◆ **Supplied material**:

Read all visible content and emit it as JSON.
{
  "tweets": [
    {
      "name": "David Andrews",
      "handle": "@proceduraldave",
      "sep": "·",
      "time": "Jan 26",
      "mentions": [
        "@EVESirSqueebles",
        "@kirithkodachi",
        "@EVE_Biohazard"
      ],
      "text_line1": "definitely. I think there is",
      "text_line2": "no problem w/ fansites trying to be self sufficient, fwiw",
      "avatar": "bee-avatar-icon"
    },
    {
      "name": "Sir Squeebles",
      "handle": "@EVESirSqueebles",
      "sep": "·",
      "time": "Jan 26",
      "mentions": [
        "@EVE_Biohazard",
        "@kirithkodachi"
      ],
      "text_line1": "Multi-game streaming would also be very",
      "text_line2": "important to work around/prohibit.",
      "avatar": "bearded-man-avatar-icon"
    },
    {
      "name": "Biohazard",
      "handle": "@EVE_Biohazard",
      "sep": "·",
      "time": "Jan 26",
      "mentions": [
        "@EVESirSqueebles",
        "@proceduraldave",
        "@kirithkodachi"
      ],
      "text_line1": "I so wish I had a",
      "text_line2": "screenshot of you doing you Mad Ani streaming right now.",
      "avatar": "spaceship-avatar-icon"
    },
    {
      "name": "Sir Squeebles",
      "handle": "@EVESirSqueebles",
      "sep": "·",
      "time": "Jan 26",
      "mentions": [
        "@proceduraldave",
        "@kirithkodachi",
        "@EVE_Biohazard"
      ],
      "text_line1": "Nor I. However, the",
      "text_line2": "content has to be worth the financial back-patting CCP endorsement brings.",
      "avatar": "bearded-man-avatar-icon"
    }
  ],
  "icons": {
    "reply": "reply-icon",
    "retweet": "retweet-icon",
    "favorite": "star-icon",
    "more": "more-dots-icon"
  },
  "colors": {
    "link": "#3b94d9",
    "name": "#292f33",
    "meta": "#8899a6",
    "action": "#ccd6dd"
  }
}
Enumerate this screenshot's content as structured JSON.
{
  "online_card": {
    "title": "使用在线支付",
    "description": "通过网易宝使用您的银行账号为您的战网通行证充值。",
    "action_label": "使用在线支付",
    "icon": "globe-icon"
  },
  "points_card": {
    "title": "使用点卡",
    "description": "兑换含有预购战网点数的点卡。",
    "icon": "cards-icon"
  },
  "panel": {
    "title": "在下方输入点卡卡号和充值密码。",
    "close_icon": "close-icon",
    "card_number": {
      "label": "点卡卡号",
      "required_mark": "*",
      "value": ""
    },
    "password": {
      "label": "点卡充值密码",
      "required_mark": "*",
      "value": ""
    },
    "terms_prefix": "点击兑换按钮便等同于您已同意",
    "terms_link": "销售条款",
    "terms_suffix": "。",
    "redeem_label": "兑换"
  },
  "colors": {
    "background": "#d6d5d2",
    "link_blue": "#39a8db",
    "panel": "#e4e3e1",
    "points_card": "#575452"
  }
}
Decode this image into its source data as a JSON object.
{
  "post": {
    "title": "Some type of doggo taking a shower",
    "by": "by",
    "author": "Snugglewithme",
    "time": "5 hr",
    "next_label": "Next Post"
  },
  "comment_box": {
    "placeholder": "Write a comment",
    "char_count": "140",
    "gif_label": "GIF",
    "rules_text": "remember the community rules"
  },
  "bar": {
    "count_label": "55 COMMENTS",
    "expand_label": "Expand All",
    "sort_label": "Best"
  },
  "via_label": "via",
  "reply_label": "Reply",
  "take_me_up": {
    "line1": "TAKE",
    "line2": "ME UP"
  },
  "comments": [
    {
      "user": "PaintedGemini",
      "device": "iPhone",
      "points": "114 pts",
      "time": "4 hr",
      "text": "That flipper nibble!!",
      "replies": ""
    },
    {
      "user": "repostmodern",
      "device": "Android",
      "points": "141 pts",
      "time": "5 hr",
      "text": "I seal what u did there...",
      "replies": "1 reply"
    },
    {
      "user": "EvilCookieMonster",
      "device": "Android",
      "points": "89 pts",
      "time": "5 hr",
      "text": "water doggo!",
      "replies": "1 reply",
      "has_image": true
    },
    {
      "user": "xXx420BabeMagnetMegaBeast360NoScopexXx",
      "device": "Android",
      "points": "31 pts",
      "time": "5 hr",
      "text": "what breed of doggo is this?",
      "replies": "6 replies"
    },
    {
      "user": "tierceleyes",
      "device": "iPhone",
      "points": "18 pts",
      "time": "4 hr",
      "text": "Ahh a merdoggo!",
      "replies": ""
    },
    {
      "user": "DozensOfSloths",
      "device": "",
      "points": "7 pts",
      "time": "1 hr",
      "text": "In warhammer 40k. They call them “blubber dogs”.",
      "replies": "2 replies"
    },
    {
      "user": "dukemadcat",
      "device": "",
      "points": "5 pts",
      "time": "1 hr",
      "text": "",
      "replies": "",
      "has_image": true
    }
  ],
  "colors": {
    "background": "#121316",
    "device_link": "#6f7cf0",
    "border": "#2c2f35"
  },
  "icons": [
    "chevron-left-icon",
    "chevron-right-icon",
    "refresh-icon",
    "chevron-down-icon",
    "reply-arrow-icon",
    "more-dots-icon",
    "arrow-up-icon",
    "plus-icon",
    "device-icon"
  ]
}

◆ **Stated task**: Repeat every line of the data, exactly and in full.

◆ **Complete response**:
Read all visible content and emit it as JSON.
{
  "tweets": [
    {
      "name": "David Andrews",
      "handle": "@proceduraldave",
      "sep": "·",
      "time": "Jan 26",
      "mentions": [
        "@EVESirSqueebles",
        "@kirithkodachi",
        "@EVE_Biohazard"
      ],
      "text_line1": "definitely. I think there is",
      "text_line2": "no problem w/ fansites trying to be self sufficient, fwiw",
      "avatar": "bee-avatar-icon"
    },
    {
      "name": "Sir Squeebles",
      "handle": "@EVESirSqueebles",
      "sep": "·",
      "time": "Jan 26",
      "mentions": [
        "@EVE_Biohazard",
        "@kirithkodachi"
      ],
      "text_line1": "Multi-game streaming would also be very",
      "text_line2": "important to work around/prohibit.",
      "avatar": "bearded-man-avatar-icon"
    },
    {
      "name": "Biohazard",
      "handle": "@EVE_Biohazard",
      "sep": "·",
      "time": "Jan 26",
      "mentions": [
        "@EVESirSqueebles",
        "@proceduraldave",
        "@kirithkodachi"
      ],
      "text_line1": "I so wish I had a",
      "text_line2": "screenshot of you doing you Mad Ani streaming right now.",
      "avatar": "spaceship-avatar-icon"
    },
    {
      "name": "Sir Squeebles",
      "handle": "@EVESirSqueebles",
      "sep": "·",
      "time": "Jan 26",
      "mentions": [
        "@proceduraldave",
        "@kirithkodachi",
        "@EVE_Biohazard"
      ],
      "text_line1": "Nor I. However, the",
      "text_line2": "content has to be worth the financial back-patting CCP endorsement brings.",
      "avatar": "bearded-man-avatar-icon"
    }
  ],
  "icons": {
    "reply": "reply-icon",
    "retweet": "retweet-icon",
    "favorite": "star-icon",
    "more": "more-dots-icon"
  },
  "colors": {
    "link": "#3b94d9",
    "name": "#292f33",
    "meta": "#8899a6",
    "action": "#ccd6dd"
  }
}
Enumerate this screenshot's content as structured JSON.
{
  "online_card": {
    "title": "使用在线支付",
    "description": "通过网易宝使用您的银行账号为您的战网通行证充值。",
    "action_label": "使用在线支付",
    "icon": "globe-icon"
  },
  "points_card": {
    "title": "使用点卡",
    "description": "兑换含有预购战网点数的点卡。",
    "icon": "cards-icon"
  },
  "panel": {
    "title": "在下方输入点卡卡号和充值密码。",
    "close_icon": "close-icon",
    "card_number": {
      "label": "点卡卡号",
      "required_mark": "*",
      "value": ""
    },
    "password": {
      "label": "点卡充值密码",
      "required_mark": "*",
      "value": ""
    },
    "terms_prefix": "点击兑换按钮便等同于您已同意",
    "terms_link": "销售条款",
    "terms_suffix": "。",
    "redeem_label": "兑换"
  },
  "colors": {
    "background": "#d6d5d2",
    "link_blue": "#39a8db",
    "panel": "#e4e3e1",
    "points_card": "#575452"
  }
}
Decode this image into its source data as a JSON object.
{
  "post": {
    "title": "Some type of doggo taking a shower",
    "by": "by",
    "author": "Snugglewithme",
    "time": "5 hr",
    "next_label": "Next Post"
  },
  "comment_box": {
    "placeholder": "Write a comment",
    "char_count": "140",
    "gif_label": "GIF",
    "rules_text": "remember the community rules"
  },
  "bar": {
    "count_label": "55 COMMENTS",
    "expand_label": "Expand All",
    "sort_label": "Best"
  },
  "via_label": "via",
  "reply_label": "Reply",
  "take_me_up": {
    "line1": "TAKE",
    "line2": "ME UP"
  },
  "comments": [
    {
      "user": "PaintedGemini",
      "device": "iPhone",
      "points": "114 pts",
      "time": "4 hr",
      "text": "That flipper nibble!!",
      "replies": ""
    },
    {
      "user": "repostmodern",
      "device": "Android",
      "points": "141 pts",
      "time": "5 hr",
      "text": "I seal what u did there...",
      "replies": "1 reply"
    },
    {
      "user": "EvilCookieMonster",
      "device": "Android",
      "points": "89 pts",
      "time": "5 hr",
      "text": "water doggo!",
      "replies": "1 reply",
      "has_image": true
    },
    {
      "user": "xXx420BabeMagnetMegaBeast360NoScopexXx",
      "device": "Android",
      "points": "31 pts",
      "time": "5 hr",
      "text": "what breed of doggo is this?",
      "replies": "6 replies"
    },
    {
      "user": "tierceleyes",
      "device": "iPhone",
      "points": "18 pts",
      "time": "4 hr",
      "text": "Ahh a merdoggo!",
      "replies": ""
    },
    {
      "user": "DozensOfSloths",
      "device": "",
      "points": "7 pts",
      "time": "1 hr",
      "text": "In warhammer 40k. They call them “blubber dogs”.",
      "replies": "2 replies"
    },
    {
      "user": "dukemadcat",
      "device": "",
      "points": "5 pts",
      "time": "1 hr",
      "text": "",
      "replies": "",
      "has_image": true
    }
  ],
  "colors": {
    "background": "#121316",
    "device_link": "#6f7cf0",
    "border": "#2c2f35"
  },
  "icons": [
    "chevron-left-icon",
    "chevron-right-icon",
    "refresh-icon",
    "chevron-down-icon",
    "reply-arrow-icon",
    "more-dots-icon",
    "arrow-up-icon",
    "plus-icon",
    "device-icon"
  ]
}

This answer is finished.